Extracted records:
-- Begin --

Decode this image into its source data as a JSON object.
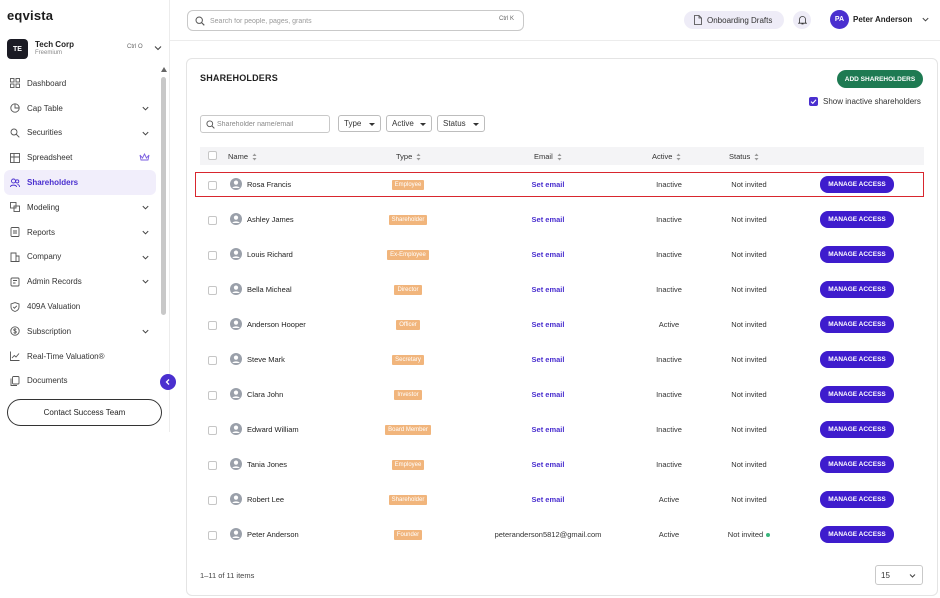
{
  "app": {
    "logo": "eqvista"
  },
  "org": {
    "badge": "TE",
    "name": "Tech Corp",
    "plan": "Freemium",
    "shortcut": "Ctrl O"
  },
  "sidebar": {
    "items": [
      {
        "label": "Dashboard",
        "icon": "dashboard-icon",
        "chevron": false
      },
      {
        "label": "Cap Table",
        "icon": "pie-chart-icon",
        "chevron": true
      },
      {
        "label": "Securities",
        "icon": "securities-icon",
        "chevron": true
      },
      {
        "label": "Spreadsheet",
        "icon": "spreadsheet-icon",
        "chevron": false,
        "crown": true
      },
      {
        "label": "Shareholders",
        "icon": "users-icon",
        "chevron": false,
        "active": true
      },
      {
        "label": "Modeling",
        "icon": "modeling-icon",
        "chevron": true
      },
      {
        "label": "Reports",
        "icon": "reports-icon",
        "chevron": true
      },
      {
        "label": "Company",
        "icon": "company-icon",
        "chevron": true
      },
      {
        "label": "Admin Records",
        "icon": "admin-records-icon",
        "chevron": true
      },
      {
        "label": "409A Valuation",
        "icon": "shield-icon",
        "chevron": false
      },
      {
        "label": "Subscription",
        "icon": "subscription-icon",
        "chevron": true
      },
      {
        "label": "Real-Time Valuation®",
        "icon": "trend-chart-icon",
        "chevron": false
      },
      {
        "label": "Documents",
        "icon": "documents-icon",
        "chevron": false
      }
    ],
    "contact_label": "Contact Success Team"
  },
  "topbar": {
    "search_placeholder": "Search for people, pages, grants",
    "search_shortcut": "Ctrl K",
    "drafts_label": "Onboarding Drafts",
    "user_initials": "PA",
    "user_name": "Peter Anderson"
  },
  "card": {
    "title": "SHAREHOLDERS",
    "add_label": "ADD SHAREHOLDERS",
    "show_inactive_label": "Show inactive shareholders",
    "show_inactive_checked": true,
    "filter_placeholder": "Shareholder name/email",
    "filters": {
      "type": "Type",
      "active": "Active",
      "status": "Status"
    },
    "columns": {
      "name": "Name",
      "type": "Type",
      "email": "Email",
      "active": "Active",
      "status": "Status"
    },
    "manage_label": "MANAGE ACCESS",
    "rows": [
      {
        "name": "Rosa Francis",
        "type": "Employee",
        "email": "Set email",
        "email_is_link": true,
        "active": "Inactive",
        "status": "Not invited",
        "dot": false
      },
      {
        "name": "Ashley James",
        "type": "Shareholder",
        "email": "Set email",
        "email_is_link": true,
        "active": "Inactive",
        "status": "Not invited",
        "dot": false
      },
      {
        "name": "Louis Richard",
        "type": "Ex-Employee",
        "email": "Set email",
        "email_is_link": true,
        "active": "Inactive",
        "status": "Not invited",
        "dot": false
      },
      {
        "name": "Bella Micheal",
        "type": "Director",
        "email": "Set email",
        "email_is_link": true,
        "active": "Inactive",
        "status": "Not invited",
        "dot": false
      },
      {
        "name": "Anderson Hooper",
        "type": "Officer",
        "email": "Set email",
        "email_is_link": true,
        "active": "Active",
        "status": "Not invited",
        "dot": false
      },
      {
        "name": "Steve Mark",
        "type": "Secretary",
        "email": "Set email",
        "email_is_link": true,
        "active": "Inactive",
        "status": "Not invited",
        "dot": false
      },
      {
        "name": "Clara John",
        "type": "Investor",
        "email": "Set email",
        "email_is_link": true,
        "active": "Inactive",
        "status": "Not invited",
        "dot": false
      },
      {
        "name": "Edward William",
        "type": "Board Member",
        "email": "Set email",
        "email_is_link": true,
        "active": "Inactive",
        "status": "Not invited",
        "dot": false
      },
      {
        "name": "Tania Jones",
        "type": "Employee",
        "email": "Set email",
        "email_is_link": true,
        "active": "Inactive",
        "status": "Not invited",
        "dot": false
      },
      {
        "name": "Robert Lee",
        "type": "Shareholder",
        "email": "Set email",
        "email_is_link": true,
        "active": "Active",
        "status": "Not invited",
        "dot": false
      },
      {
        "name": "Peter Anderson",
        "type": "Founder",
        "email": "peteranderson5812@gmail.com",
        "email_is_link": false,
        "active": "Active",
        "status": "Not invited",
        "dot": true
      }
    ],
    "pager_text": "1–11 of 11 items",
    "page_size": "15"
  },
  "colors": {
    "brand": "#4a2fcf",
    "manage_button": "#3e1ccd",
    "add_button": "#1e7a52",
    "type_tag": "#f1b57c",
    "highlight_border": "#d8262e",
    "status_dot": "#3bb77e"
  }
}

-- End --

• **GIVEN REQUEST**
In the copy, include no pictures; restate the listing above exactly.

• **FINAL RESULT**
Decode this image into its source data as a JSON object.
{
  "app": {
    "logo": "eqvista"
  },
  "org": {
    "badge": "TE",
    "name": "Tech Corp",
    "plan": "Freemium",
    "shortcut": "Ctrl O"
  },
  "sidebar": {
    "items": [
      {
        "label": "Dashboard",
        "icon": "dashboard-icon",
        "chevron": false
      },
      {
        "label": "Cap Table",
        "icon": "pie-chart-icon",
        "chevron": true
      },
      {
        "label": "Securities",
        "icon": "securities-icon",
        "chevron": true
      },
      {
        "label": "Spreadsheet",
        "icon": "spreadsheet-icon",
        "chevron": false,
        "crown": true
      },
      {
        "label": "Shareholders",
        "icon": "users-icon",
        "chevron": false,
        "active": true
      },
      {
        "label": "Modeling",
        "icon": "modeling-icon",
        "chevron": true
      },
      {
        "label": "Reports",
        "icon": "reports-icon",
        "chevron": true
      },
      {
        "label": "Company",
        "icon": "company-icon",
        "chevron": true
      },
      {
        "label": "Admin Records",
        "icon": "admin-records-icon",
        "chevron": true
      },
      {
        "label": "409A Valuation",
        "icon": "shield-icon",
        "chevron": false
      },
      {
        "label": "Subscription",
        "icon": "subscription-icon",
        "chevron": true
      },
      {
        "label": "Real-Time Valuation®",
        "icon": "trend-chart-icon",
        "chevron": false
      },
      {
        "label": "Documents",
        "icon": "documents-icon",
        "chevron": false
      }
    ],
    "contact_label": "Contact Success Team"
  },
  "topbar": {
    "search_placeholder": "Search for people, pages, grants",
    "search_shortcut": "Ctrl K",
    "drafts_label": "Onboarding Drafts",
    "user_initials": "PA",
    "user_name": "Peter Anderson"
  },
  "card": {
    "title": "SHAREHOLDERS",
    "add_label": "ADD SHAREHOLDERS",
    "show_inactive_label": "Show inactive shareholders",
    "show_inactive_checked": true,
    "filter_placeholder": "Shareholder name/email",
    "filters": {
      "type": "Type",
      "active": "Active",
      "status": "Status"
    },
    "columns": {
      "name": "Name",
      "type": "Type",
      "email": "Email",
      "active": "Active",
      "status": "Status"
    },
    "manage_label": "MANAGE ACCESS",
    "rows": [
      {
        "name": "Rosa Francis",
        "type": "Employee",
        "email": "Set email",
        "email_is_link": true,
        "active": "Inactive",
        "status": "Not invited",
        "dot": false
      },
      {
        "name": "Ashley James",
        "type": "Shareholder",
        "email": "Set email",
        "email_is_link": true,
        "active": "Inactive",
        "status": "Not invited",
        "dot": false
      },
      {
        "name": "Louis Richard",
        "type": "Ex-Employee",
        "email": "Set email",
        "email_is_link": true,
        "active": "Inactive",
        "status": "Not invited",
        "dot": false
      },
      {
        "name": "Bella Micheal",
        "type": "Director",
        "email": "Set email",
        "email_is_link": true,
        "active": "Inactive",
        "status": "Not invited",
        "dot": false
      },
      {
        "name": "Anderson Hooper",
        "type": "Officer",
        "email": "Set email",
        "email_is_link": true,
        "active": "Active",
        "status": "Not invited",
        "dot": false
      },
      {
        "name": "Steve Mark",
        "type": "Secretary",
        "email": "Set email",
        "email_is_link": true,
        "active": "Inactive",
        "status": "Not invited",
        "dot": false
      },
      {
        "name": "Clara John",
        "type": "Investor",
        "email": "Set email",
        "email_is_link": true,
        "active": "Inactive",
        "status": "Not invited",
        "dot": false
      },
      {
        "name": "Edward William",
        "type": "Board Member",
        "email": "Set email",
        "email_is_link": true,
        "active": "Inactive",
        "status": "Not invited",
        "dot": false
      },
      {
        "name": "Tania Jones",
        "type": "Employee",
        "email": "Set email",
        "email_is_link": true,
        "active": "Inactive",
        "status": "Not invited",
        "dot": false
      },
      {
        "name": "Robert Lee",
        "type": "Shareholder",
        "email": "Set email",
        "email_is_link": true,
        "active": "Active",
        "status": "Not invited",
        "dot": false
      },
      {
        "name": "Peter Anderson",
        "type": "Founder",
        "email": "peteranderson5812@gmail.com",
        "email_is_link": false,
        "active": "Active",
        "status": "Not invited",
        "dot": true
      }
    ],
    "pager_text": "1–11 of 11 items",
    "page_size": "15"
  },
  "colors": {
    "brand": "#4a2fcf",
    "manage_button": "#3e1ccd",
    "add_button": "#1e7a52",
    "type_tag": "#f1b57c",
    "highlight_border": "#d8262e",
    "status_dot": "#3bb77e"
  }
}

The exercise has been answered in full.